▶ Directions for this task:
What is the count of lines in the listing below that hold the string "수준으로"? Reply with that number alone.

┌────────

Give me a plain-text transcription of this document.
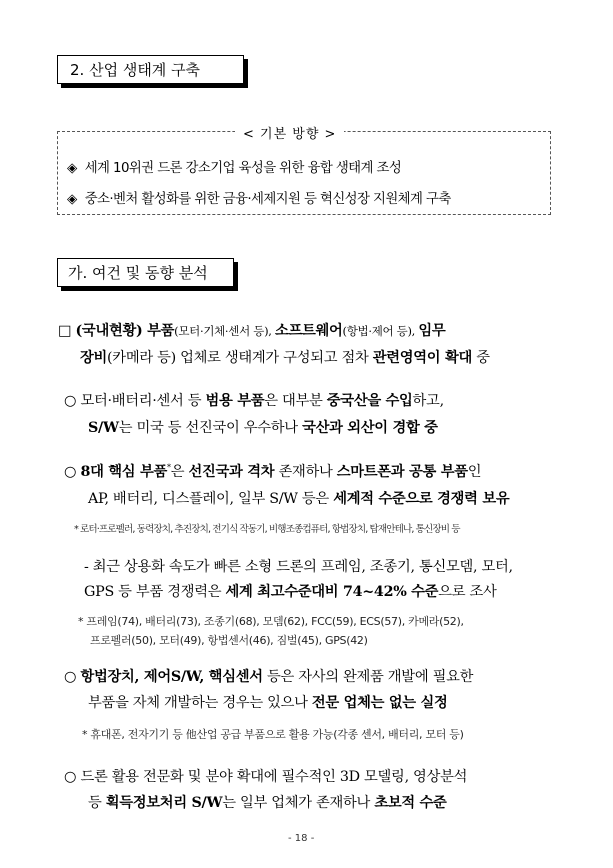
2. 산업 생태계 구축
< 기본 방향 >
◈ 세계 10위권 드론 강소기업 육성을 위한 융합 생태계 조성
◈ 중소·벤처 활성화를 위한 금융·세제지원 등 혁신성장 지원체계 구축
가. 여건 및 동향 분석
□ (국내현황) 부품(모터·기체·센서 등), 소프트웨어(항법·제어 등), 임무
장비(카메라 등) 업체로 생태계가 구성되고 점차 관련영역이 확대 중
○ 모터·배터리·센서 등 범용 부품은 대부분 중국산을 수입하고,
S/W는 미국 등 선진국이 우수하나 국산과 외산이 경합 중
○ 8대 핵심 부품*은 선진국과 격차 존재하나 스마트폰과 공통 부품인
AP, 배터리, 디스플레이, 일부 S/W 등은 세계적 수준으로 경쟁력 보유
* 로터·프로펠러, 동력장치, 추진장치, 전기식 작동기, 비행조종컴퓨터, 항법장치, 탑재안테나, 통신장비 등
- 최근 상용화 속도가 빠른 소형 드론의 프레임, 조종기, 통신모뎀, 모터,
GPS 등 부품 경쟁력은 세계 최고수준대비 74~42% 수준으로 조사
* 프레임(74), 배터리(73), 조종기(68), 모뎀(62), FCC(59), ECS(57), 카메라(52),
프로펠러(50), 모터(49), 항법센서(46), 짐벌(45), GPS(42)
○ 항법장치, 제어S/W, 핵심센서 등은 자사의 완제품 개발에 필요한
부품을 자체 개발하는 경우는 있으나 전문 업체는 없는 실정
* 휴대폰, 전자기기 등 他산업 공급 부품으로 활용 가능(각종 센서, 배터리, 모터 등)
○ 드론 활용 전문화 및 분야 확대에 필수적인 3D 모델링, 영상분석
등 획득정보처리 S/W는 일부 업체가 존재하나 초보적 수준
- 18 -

└────────
┌────────

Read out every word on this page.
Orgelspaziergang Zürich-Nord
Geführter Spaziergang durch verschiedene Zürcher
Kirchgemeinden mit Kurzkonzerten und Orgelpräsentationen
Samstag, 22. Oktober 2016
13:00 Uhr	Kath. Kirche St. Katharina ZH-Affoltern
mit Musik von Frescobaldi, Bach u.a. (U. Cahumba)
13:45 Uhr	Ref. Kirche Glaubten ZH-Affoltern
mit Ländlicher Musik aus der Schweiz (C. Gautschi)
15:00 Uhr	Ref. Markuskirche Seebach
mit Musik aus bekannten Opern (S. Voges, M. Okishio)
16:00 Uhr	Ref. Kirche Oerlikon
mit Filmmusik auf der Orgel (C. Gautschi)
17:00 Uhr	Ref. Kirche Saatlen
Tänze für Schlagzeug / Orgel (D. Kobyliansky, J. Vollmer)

└────────

▶ Response to the task:
2